┌────────
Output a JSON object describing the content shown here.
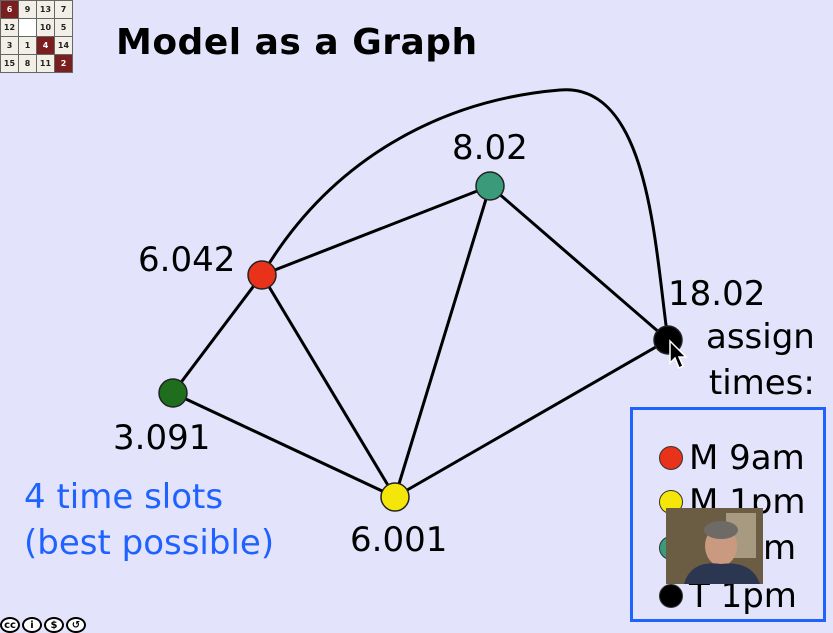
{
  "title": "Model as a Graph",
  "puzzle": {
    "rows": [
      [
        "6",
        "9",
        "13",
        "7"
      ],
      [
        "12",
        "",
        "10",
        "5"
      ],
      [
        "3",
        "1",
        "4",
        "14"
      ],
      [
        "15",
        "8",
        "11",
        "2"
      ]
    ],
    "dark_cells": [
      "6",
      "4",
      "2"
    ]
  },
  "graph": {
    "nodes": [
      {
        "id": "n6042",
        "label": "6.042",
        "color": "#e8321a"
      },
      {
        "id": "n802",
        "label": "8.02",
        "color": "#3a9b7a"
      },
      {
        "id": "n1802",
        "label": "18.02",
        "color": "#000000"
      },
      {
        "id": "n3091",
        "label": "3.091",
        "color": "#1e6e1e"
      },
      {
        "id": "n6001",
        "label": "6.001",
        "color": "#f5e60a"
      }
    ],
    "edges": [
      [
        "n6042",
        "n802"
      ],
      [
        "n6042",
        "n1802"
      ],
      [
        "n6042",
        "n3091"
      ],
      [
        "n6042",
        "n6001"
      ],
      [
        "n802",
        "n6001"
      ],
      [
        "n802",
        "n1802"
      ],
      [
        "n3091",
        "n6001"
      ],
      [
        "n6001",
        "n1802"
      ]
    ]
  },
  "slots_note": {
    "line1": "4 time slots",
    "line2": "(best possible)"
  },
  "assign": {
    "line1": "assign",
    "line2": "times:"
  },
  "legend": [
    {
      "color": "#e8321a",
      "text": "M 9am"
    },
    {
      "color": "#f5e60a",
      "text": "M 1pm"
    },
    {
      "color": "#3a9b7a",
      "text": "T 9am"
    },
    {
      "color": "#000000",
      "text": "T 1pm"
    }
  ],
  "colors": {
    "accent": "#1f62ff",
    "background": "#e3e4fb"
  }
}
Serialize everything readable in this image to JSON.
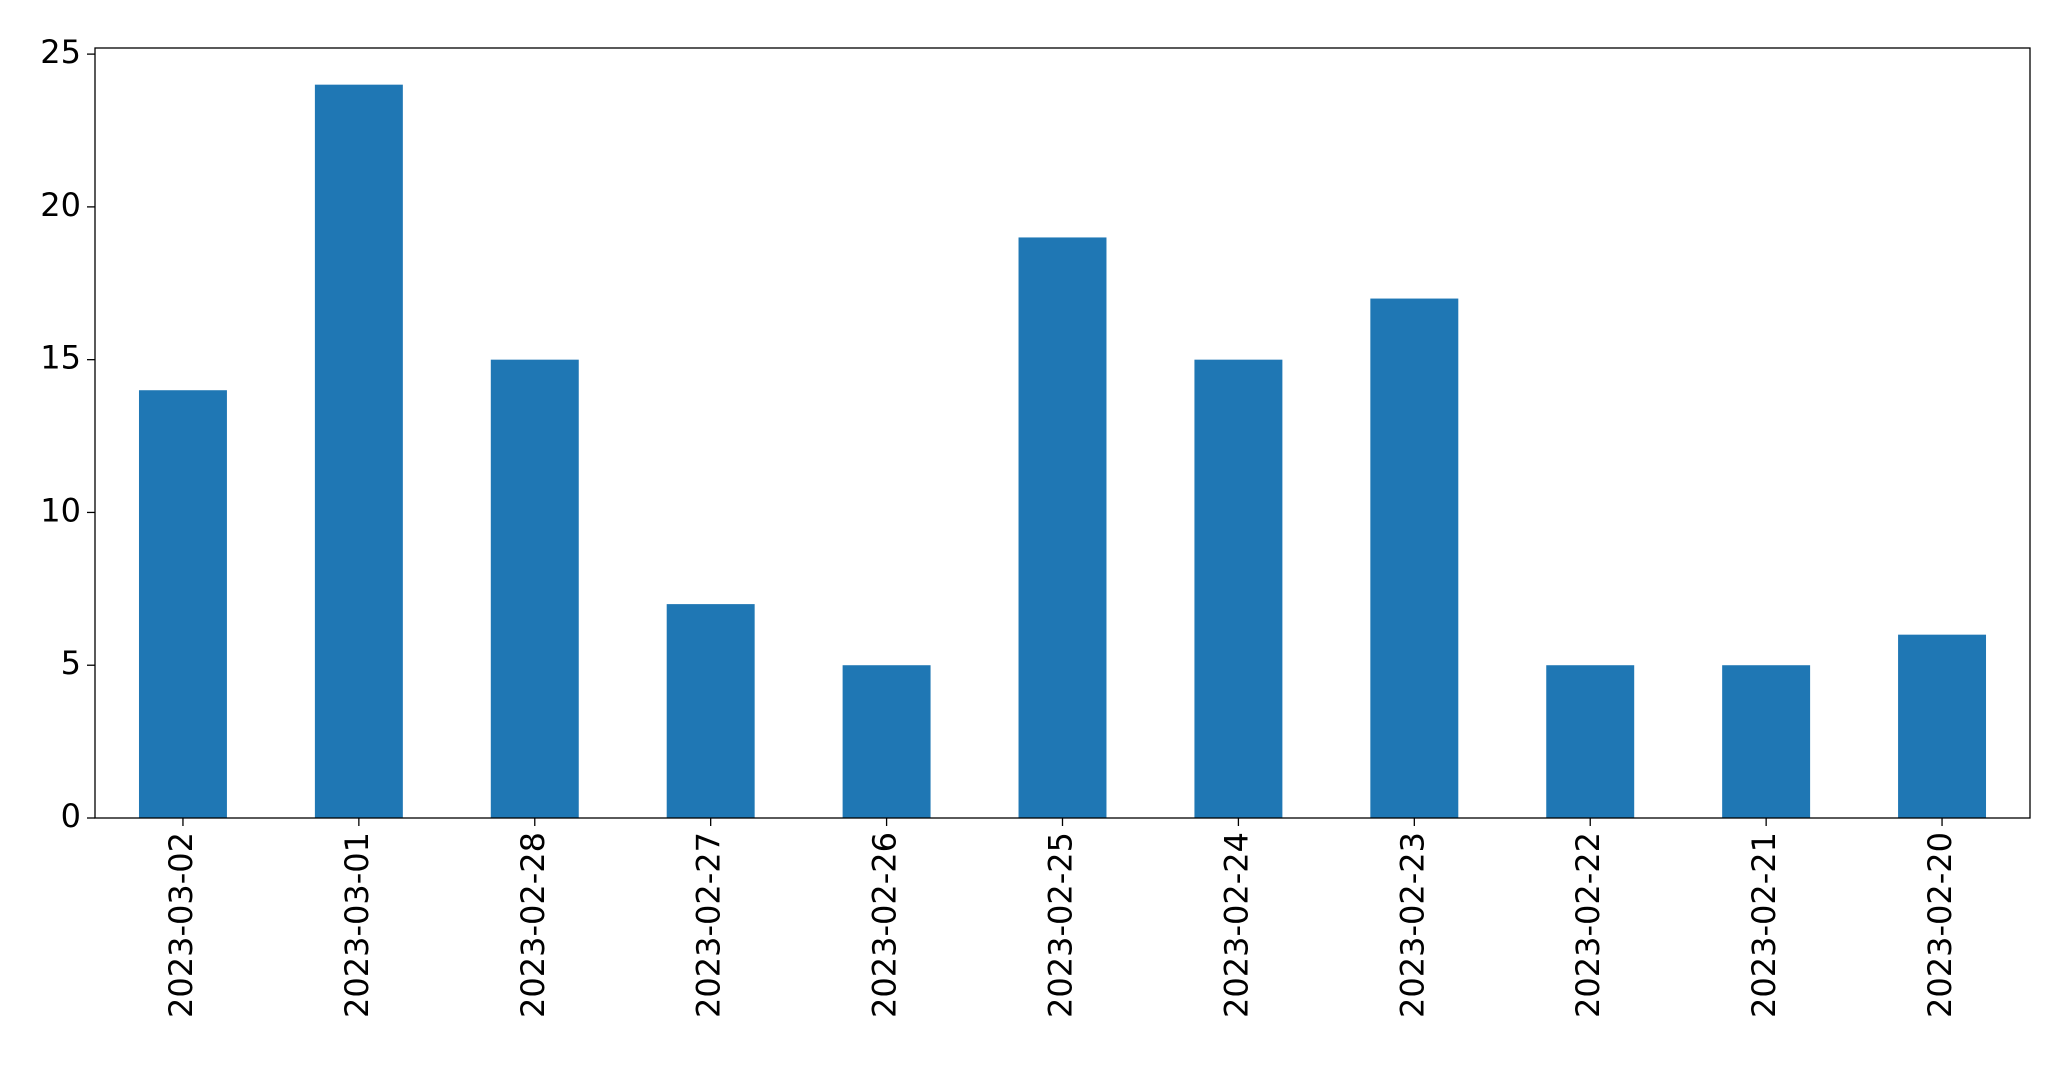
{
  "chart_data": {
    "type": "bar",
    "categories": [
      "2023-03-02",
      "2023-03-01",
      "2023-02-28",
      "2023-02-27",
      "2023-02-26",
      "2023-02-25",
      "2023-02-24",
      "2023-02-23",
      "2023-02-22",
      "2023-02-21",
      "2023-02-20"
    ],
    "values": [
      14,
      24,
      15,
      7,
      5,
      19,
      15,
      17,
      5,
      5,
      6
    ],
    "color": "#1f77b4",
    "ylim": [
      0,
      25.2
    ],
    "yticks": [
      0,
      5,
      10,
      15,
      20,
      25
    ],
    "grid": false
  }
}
└────────
*What the exercise asks*
Only lines holding the string "JSON" are wanted; gather each one from the entries above.

*Answer*
Output a JSON object describing the content shown here.
Serialize everything readable in this image to JSON.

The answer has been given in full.